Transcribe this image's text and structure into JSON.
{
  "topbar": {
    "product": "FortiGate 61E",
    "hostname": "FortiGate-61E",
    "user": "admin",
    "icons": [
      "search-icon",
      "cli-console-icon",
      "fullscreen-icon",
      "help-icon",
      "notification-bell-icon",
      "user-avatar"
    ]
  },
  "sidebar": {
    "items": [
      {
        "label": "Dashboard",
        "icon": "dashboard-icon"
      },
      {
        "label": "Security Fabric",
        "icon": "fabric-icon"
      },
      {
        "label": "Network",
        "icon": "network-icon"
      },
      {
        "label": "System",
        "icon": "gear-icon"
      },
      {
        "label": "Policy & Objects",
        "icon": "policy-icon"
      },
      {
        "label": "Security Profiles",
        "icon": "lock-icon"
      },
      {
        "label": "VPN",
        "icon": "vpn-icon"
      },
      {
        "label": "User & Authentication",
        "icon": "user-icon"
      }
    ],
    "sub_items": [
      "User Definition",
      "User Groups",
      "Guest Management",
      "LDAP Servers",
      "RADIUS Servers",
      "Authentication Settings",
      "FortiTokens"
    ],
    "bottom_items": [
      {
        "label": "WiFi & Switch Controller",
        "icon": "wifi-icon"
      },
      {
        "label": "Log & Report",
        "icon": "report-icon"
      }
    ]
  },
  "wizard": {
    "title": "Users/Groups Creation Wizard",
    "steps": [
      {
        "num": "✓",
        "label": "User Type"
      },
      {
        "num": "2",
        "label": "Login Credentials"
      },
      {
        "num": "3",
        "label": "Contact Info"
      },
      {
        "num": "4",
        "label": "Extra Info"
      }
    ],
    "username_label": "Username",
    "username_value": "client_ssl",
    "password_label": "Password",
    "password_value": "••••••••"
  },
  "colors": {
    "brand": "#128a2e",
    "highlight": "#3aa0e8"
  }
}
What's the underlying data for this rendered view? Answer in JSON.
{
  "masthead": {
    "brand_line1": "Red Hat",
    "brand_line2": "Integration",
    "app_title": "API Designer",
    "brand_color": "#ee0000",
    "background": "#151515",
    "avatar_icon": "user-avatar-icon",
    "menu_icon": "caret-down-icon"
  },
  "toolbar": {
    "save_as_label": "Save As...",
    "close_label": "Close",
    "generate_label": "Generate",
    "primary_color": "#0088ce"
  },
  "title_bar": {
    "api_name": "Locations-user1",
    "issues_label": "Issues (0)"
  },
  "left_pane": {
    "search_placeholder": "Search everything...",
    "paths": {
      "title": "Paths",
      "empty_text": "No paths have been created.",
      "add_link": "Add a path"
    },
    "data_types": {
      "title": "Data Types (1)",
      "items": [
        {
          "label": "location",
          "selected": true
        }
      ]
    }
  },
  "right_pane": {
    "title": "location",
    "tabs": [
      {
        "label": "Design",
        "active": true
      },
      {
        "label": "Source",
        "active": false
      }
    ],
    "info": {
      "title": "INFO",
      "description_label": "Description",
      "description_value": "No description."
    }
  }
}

Problem: Transcribe every line of the data, exactly as it stands.

Result for this task:
Transcribe this image's text and structure into JSON.
{
  "topbar": {
    "product": "FortiGate 61E",
    "hostname": "FortiGate-61E",
    "user": "admin",
    "icons": [
      "search-icon",
      "cli-console-icon",
      "fullscreen-icon",
      "help-icon",
      "notification-bell-icon",
      "user-avatar"
    ]
  },
  "sidebar": {
    "items": [
      {
        "label": "Dashboard",
        "icon": "dashboard-icon"
      },
      {
        "label": "Security Fabric",
        "icon": "fabric-icon"
      },
      {
        "label": "Network",
        "icon": "network-icon"
      },
      {
        "label": "System",
        "icon": "gear-icon"
      },
      {
        "label": "Policy & Objects",
        "icon": "policy-icon"
      },
      {
        "label": "Security Profiles",
        "icon": "lock-icon"
      },
      {
        "label": "VPN",
        "icon": "vpn-icon"
      },
      {
        "label": "User & Authentication",
        "icon": "user-icon"
      }
    ],
    "sub_items": [
      "User Definition",
      "User Groups",
      "Guest Management",
      "LDAP Servers",
      "RADIUS Servers",
      "Authentication Settings",
      "FortiTokens"
    ],
    "bottom_items": [
      {
        "label": "WiFi & Switch Controller",
        "icon": "wifi-icon"
      },
      {
        "label": "Log & Report",
        "icon": "report-icon"
      }
    ]
  },
  "wizard": {
    "title": "Users/Groups Creation Wizard",
    "steps": [
      {
        "num": "✓",
        "label": "User Type"
      },
      {
        "num": "2",
        "label": "Login Credentials"
      },
      {
        "num": "3",
        "label": "Contact Info"
      },
      {
        "num": "4",
        "label": "Extra Info"
      }
    ],
    "username_label": "Username",
    "username_value": "client_ssl",
    "password_label": "Password",
    "password_value": "••••••••"
  },
  "colors": {
    "brand": "#128a2e",
    "highlight": "#3aa0e8"
  }
}
What's the underlying data for this rendered view? Answer in JSON.
{
  "masthead": {
    "brand_line1": "Red Hat",
    "brand_line2": "Integration",
    "app_title": "API Designer",
    "brand_color": "#ee0000",
    "background": "#151515",
    "avatar_icon": "user-avatar-icon",
    "menu_icon": "caret-down-icon"
  },
  "toolbar": {
    "save_as_label": "Save As...",
    "close_label": "Close",
    "generate_label": "Generate",
    "primary_color": "#0088ce"
  },
  "title_bar": {
    "api_name": "Locations-user1",
    "issues_label": "Issues (0)"
  },
  "left_pane": {
    "search_placeholder": "Search everything...",
    "paths": {
      "title": "Paths",
      "empty_text": "No paths have been created.",
      "add_link": "Add a path"
    },
    "data_types": {
      "title": "Data Types (1)",
      "items": [
        {
          "label": "location",
          "selected": true
        }
      ]
    }
  },
  "right_pane": {
    "title": "location",
    "tabs": [
      {
        "label": "Design",
        "active": true
      },
      {
        "label": "Source",
        "active": false
      }
    ],
    "info": {
      "title": "INFO",
      "description_label": "Description",
      "description_value": "No description."
    }
  }
}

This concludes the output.